***** Stored data *****
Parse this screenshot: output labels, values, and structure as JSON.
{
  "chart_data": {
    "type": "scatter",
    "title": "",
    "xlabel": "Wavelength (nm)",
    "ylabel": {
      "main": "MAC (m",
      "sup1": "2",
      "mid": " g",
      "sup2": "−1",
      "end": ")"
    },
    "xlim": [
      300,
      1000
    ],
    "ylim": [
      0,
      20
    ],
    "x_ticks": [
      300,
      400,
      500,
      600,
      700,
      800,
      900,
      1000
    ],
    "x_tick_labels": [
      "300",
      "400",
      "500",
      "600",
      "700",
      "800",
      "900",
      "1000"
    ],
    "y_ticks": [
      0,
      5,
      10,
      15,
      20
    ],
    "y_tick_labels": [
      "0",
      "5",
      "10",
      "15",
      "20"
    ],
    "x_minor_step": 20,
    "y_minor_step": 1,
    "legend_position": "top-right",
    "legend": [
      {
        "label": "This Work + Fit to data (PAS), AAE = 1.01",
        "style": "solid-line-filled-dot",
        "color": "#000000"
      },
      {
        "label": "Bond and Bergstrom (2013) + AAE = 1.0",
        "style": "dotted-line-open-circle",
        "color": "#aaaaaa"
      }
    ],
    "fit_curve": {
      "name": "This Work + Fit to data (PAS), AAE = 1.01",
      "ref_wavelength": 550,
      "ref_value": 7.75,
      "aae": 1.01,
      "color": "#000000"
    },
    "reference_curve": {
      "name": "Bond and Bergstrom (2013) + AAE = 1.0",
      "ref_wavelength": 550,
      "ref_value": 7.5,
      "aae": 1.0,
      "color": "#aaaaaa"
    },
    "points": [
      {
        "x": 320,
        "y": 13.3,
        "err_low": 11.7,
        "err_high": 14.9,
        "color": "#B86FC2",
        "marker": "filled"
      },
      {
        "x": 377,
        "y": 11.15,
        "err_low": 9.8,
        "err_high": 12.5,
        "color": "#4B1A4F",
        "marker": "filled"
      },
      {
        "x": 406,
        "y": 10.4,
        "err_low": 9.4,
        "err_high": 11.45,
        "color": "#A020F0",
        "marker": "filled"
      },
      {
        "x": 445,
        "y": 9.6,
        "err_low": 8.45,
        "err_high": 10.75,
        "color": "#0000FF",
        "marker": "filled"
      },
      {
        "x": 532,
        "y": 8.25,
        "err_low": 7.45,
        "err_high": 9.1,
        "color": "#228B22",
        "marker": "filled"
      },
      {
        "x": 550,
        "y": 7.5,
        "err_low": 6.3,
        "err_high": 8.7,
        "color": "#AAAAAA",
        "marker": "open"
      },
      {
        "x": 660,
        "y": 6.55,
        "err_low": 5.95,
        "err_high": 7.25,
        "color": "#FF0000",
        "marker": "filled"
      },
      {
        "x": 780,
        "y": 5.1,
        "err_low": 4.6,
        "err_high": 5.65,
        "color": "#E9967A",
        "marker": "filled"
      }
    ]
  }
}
*****
Prompt:
Print out every record again, exactly and in full.

Answer to this problem:
Parse this screenshot: output labels, values, and structure as JSON.
{
  "chart_data": {
    "type": "scatter",
    "title": "",
    "xlabel": "Wavelength (nm)",
    "ylabel": {
      "main": "MAC (m",
      "sup1": "2",
      "mid": " g",
      "sup2": "−1",
      "end": ")"
    },
    "xlim": [
      300,
      1000
    ],
    "ylim": [
      0,
      20
    ],
    "x_ticks": [
      300,
      400,
      500,
      600,
      700,
      800,
      900,
      1000
    ],
    "x_tick_labels": [
      "300",
      "400",
      "500",
      "600",
      "700",
      "800",
      "900",
      "1000"
    ],
    "y_ticks": [
      0,
      5,
      10,
      15,
      20
    ],
    "y_tick_labels": [
      "0",
      "5",
      "10",
      "15",
      "20"
    ],
    "x_minor_step": 20,
    "y_minor_step": 1,
    "legend_position": "top-right",
    "legend": [
      {
        "label": "This Work + Fit to data (PAS), AAE = 1.01",
        "style": "solid-line-filled-dot",
        "color": "#000000"
      },
      {
        "label": "Bond and Bergstrom (2013) + AAE = 1.0",
        "style": "dotted-line-open-circle",
        "color": "#aaaaaa"
      }
    ],
    "fit_curve": {
      "name": "This Work + Fit to data (PAS), AAE = 1.01",
      "ref_wavelength": 550,
      "ref_value": 7.75,
      "aae": 1.01,
      "color": "#000000"
    },
    "reference_curve": {
      "name": "Bond and Bergstrom (2013) + AAE = 1.0",
      "ref_wavelength": 550,
      "ref_value": 7.5,
      "aae": 1.0,
      "color": "#aaaaaa"
    },
    "points": [
      {
        "x": 320,
        "y": 13.3,
        "err_low": 11.7,
        "err_high": 14.9,
        "color": "#B86FC2",
        "marker": "filled"
      },
      {
        "x": 377,
        "y": 11.15,
        "err_low": 9.8,
        "err_high": 12.5,
        "color": "#4B1A4F",
        "marker": "filled"
      },
      {
        "x": 406,
        "y": 10.4,
        "err_low": 9.4,
        "err_high": 11.45,
        "color": "#A020F0",
        "marker": "filled"
      },
      {
        "x": 445,
        "y": 9.6,
        "err_low": 8.45,
        "err_high": 10.75,
        "color": "#0000FF",
        "marker": "filled"
      },
      {
        "x": 532,
        "y": 8.25,
        "err_low": 7.45,
        "err_high": 9.1,
        "color": "#228B22",
        "marker": "filled"
      },
      {
        "x": 550,
        "y": 7.5,
        "err_low": 6.3,
        "err_high": 8.7,
        "color": "#AAAAAA",
        "marker": "open"
      },
      {
        "x": 660,
        "y": 6.55,
        "err_low": 5.95,
        "err_high": 7.25,
        "color": "#FF0000",
        "marker": "filled"
      },
      {
        "x": 780,
        "y": 5.1,
        "err_low": 4.6,
        "err_high": 5.65,
        "color": "#E9967A",
        "marker": "filled"
      }
    ]
  }
}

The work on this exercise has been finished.